:: INFORMATION SHOWN

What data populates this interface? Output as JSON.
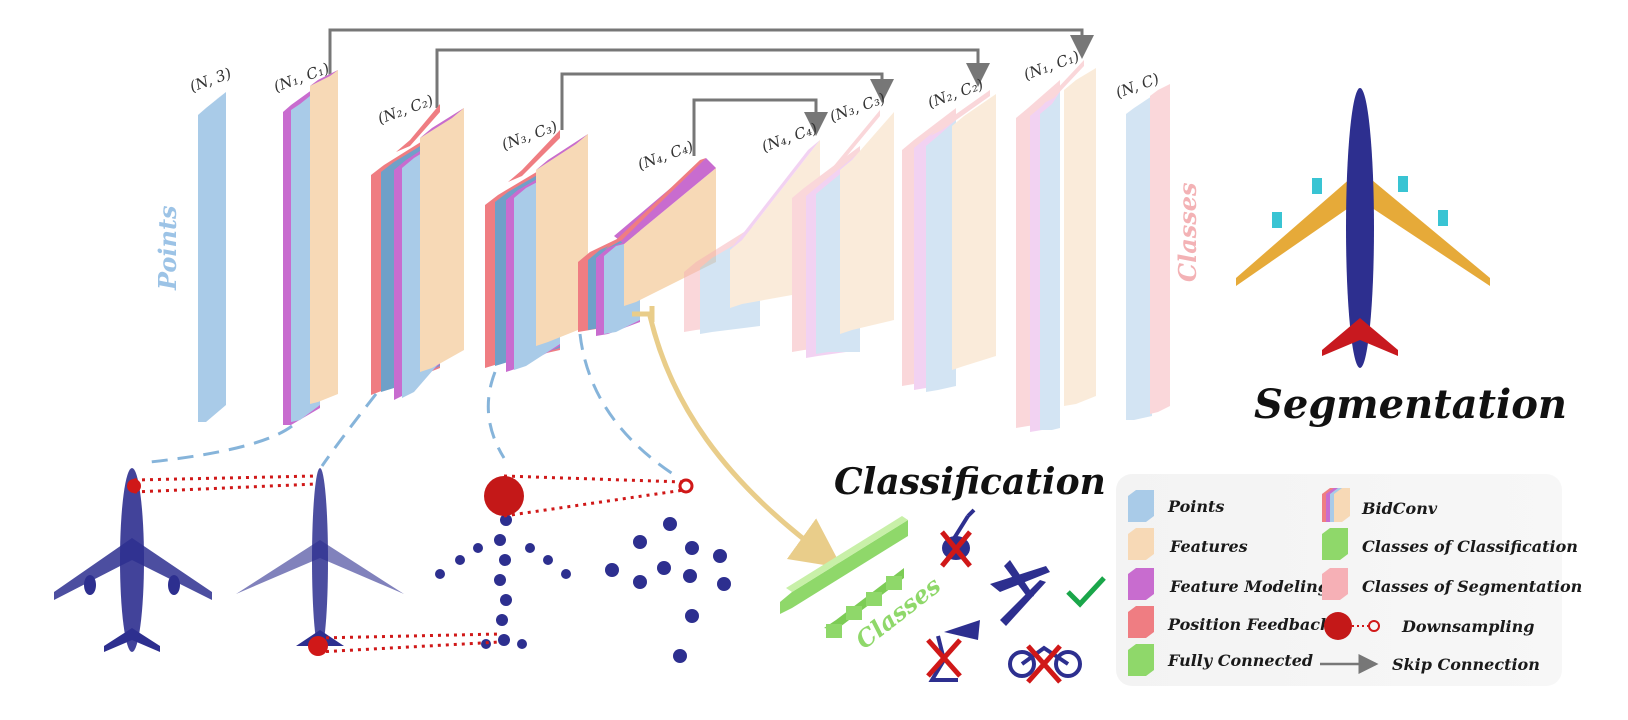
{
  "shape_labels": {
    "l0": "(N, 3)",
    "l1": "(N₁, C₁)",
    "l2": "(N₂, C₂)",
    "l3": "(N₃, C₃)",
    "l4": "(N₄, C₄)",
    "l5": "(N₄, C₄)",
    "l6": "(N₃, C₃)",
    "l7": "(N₂, C₂)",
    "l8": "(N₁, C₁)",
    "l9": "(N, C)"
  },
  "points_label": "Points",
  "classes_seg_label": "Classes",
  "classes_cls_label": "Classes",
  "segmentation_title": "Segmentation",
  "classification_title": "Classification",
  "legend": {
    "points": "Points",
    "features": "Features",
    "feature_modeling": "Feature Modeling",
    "position_feedback": "Position Feedback",
    "fully_connected": "Fully Connected",
    "bidconv": "BidConv",
    "classes_of_classification": "Classes of Classification",
    "classes_of_segmentation": "Classes of Segmentation",
    "downsampling": "Downsampling",
    "skip_connection": "Skip Connection"
  },
  "colors": {
    "points": "#a9cbe8",
    "features": "#f7d9b6",
    "feature_modeling": "#c86ccf",
    "position_feedback": "#ef7d82",
    "fully_connected": "#8fd86a",
    "classes_seg": "#f6b0b6",
    "point_cloud": "#2d2f8f",
    "downsample": "#d01818",
    "skip_arrow": "#777777",
    "check": "#1aa64a"
  }
}
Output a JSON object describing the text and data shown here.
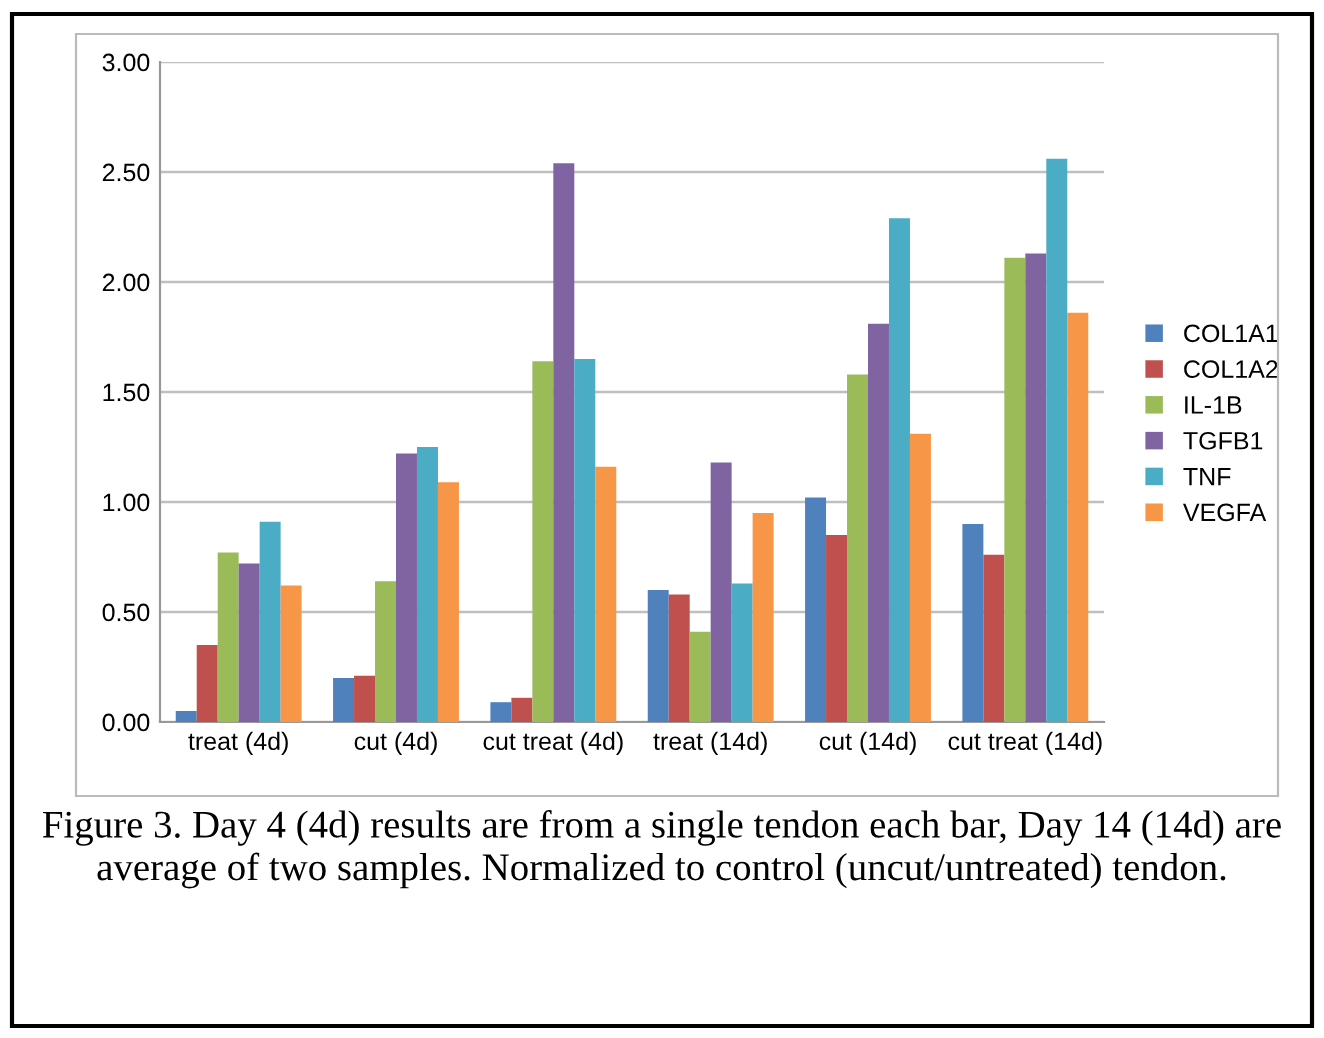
{
  "chart_data": {
    "type": "bar",
    "categories": [
      "treat (4d)",
      "cut (4d)",
      "cut treat (4d)",
      "treat (14d)",
      "cut (14d)",
      "cut treat (14d)"
    ],
    "series": [
      {
        "name": "COL1A1",
        "color": "#4f81bd",
        "values": [
          0.05,
          0.2,
          0.09,
          0.6,
          1.02,
          0.9
        ]
      },
      {
        "name": "COL1A2",
        "color": "#c0504d",
        "values": [
          0.35,
          0.21,
          0.11,
          0.58,
          0.85,
          0.76
        ]
      },
      {
        "name": "IL-1B",
        "color": "#9bbb59",
        "values": [
          0.77,
          0.64,
          1.64,
          0.41,
          1.58,
          2.11
        ]
      },
      {
        "name": "TGFB1",
        "color": "#8064a2",
        "values": [
          0.72,
          1.22,
          2.54,
          1.18,
          1.81,
          2.13
        ]
      },
      {
        "name": "TNF",
        "color": "#4bacc6",
        "values": [
          0.91,
          1.25,
          1.65,
          0.63,
          2.29,
          2.56
        ]
      },
      {
        "name": "VEGFA",
        "color": "#f79646",
        "values": [
          0.62,
          1.09,
          1.16,
          0.95,
          1.31,
          1.86
        ]
      }
    ],
    "ylim": [
      0,
      3
    ],
    "yticks": [
      {
        "value": 0,
        "label": "0.00"
      },
      {
        "value": 0.5,
        "label": "0.50"
      },
      {
        "value": 1,
        "label": "1.00"
      },
      {
        "value": 1.5,
        "label": "1.50"
      },
      {
        "value": 2,
        "label": "2.00"
      },
      {
        "value": 2.5,
        "label": "2.50"
      },
      {
        "value": 3,
        "label": "3.00"
      }
    ],
    "grid": "y",
    "legend": "right",
    "annotations": [
      "Figure 3. Day 4 (4d) results are from a single tendon each bar, Day 14 (14d) are average of two samples. Normalized to control (uncut/untreated) tendon."
    ]
  }
}
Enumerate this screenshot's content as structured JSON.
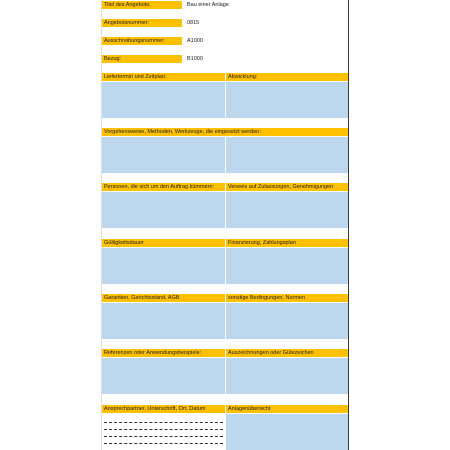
{
  "fields": [
    {
      "label": "Titel des Angebots:",
      "value": "Bau einer Anlage"
    },
    {
      "label": "Angebotsnummer:",
      "value": "0815"
    },
    {
      "label": "Ausschreibungsnummer:",
      "value": "A1000"
    },
    {
      "label": "Bezug:",
      "value": "B1000"
    }
  ],
  "sections": [
    {
      "left": "Liefertermin und Zeitplan:",
      "right": "Abwicklung:"
    },
    {
      "full": "Vorgehensweise, Methoden, Werkzeuge, die eingesetzt werden:"
    },
    {
      "left": " Personen, die sich um den Auftrag kümmern:",
      "right": "Verweis auf Zulassungen, Genehmigungen"
    },
    {
      "left": "Gültigkeitsdauer",
      "right": "Finanzierung, Zahlungsplan"
    },
    {
      "left": "Garantien, Gerichtsstand, AGB",
      "right": "sonstige Bedingungen, Normen"
    },
    {
      "left": "Referenzen oder Anwendungsbeispiele:",
      "right": "Auszeichnungen oder Gütezeichen"
    },
    {
      "left": " Ansprechpartner, Unterschrift, Ort, Datum",
      "right": "Anlagenübersicht"
    }
  ]
}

::::

In the records above, locate the line with "Enumerate this screenshot's"; output it and each line after it through the last one, exactly, omitting pictures.

EXERCISE RESPONSE:
Enumerate this screenshot's content as structured JSON.
{
  "fields": [
    {
      "label": "Titel des Angebots:",
      "value": "Bau einer Anlage"
    },
    {
      "label": "Angebotsnummer:",
      "value": "0815"
    },
    {
      "label": "Ausschreibungsnummer:",
      "value": "A1000"
    },
    {
      "label": "Bezug:",
      "value": "B1000"
    }
  ],
  "sections": [
    {
      "left": "Liefertermin und Zeitplan:",
      "right": "Abwicklung:"
    },
    {
      "full": "Vorgehensweise, Methoden, Werkzeuge, die eingesetzt werden:"
    },
    {
      "left": " Personen, die sich um den Auftrag kümmern:",
      "right": "Verweis auf Zulassungen, Genehmigungen"
    },
    {
      "left": "Gültigkeitsdauer",
      "right": "Finanzierung, Zahlungsplan"
    },
    {
      "left": "Garantien, Gerichtsstand, AGB",
      "right": "sonstige Bedingungen, Normen"
    },
    {
      "left": "Referenzen oder Anwendungsbeispiele:",
      "right": "Auszeichnungen oder Gütezeichen"
    },
    {
      "left": " Ansprechpartner, Unterschrift, Ort, Datum",
      "right": "Anlagenübersicht"
    }
  ]
}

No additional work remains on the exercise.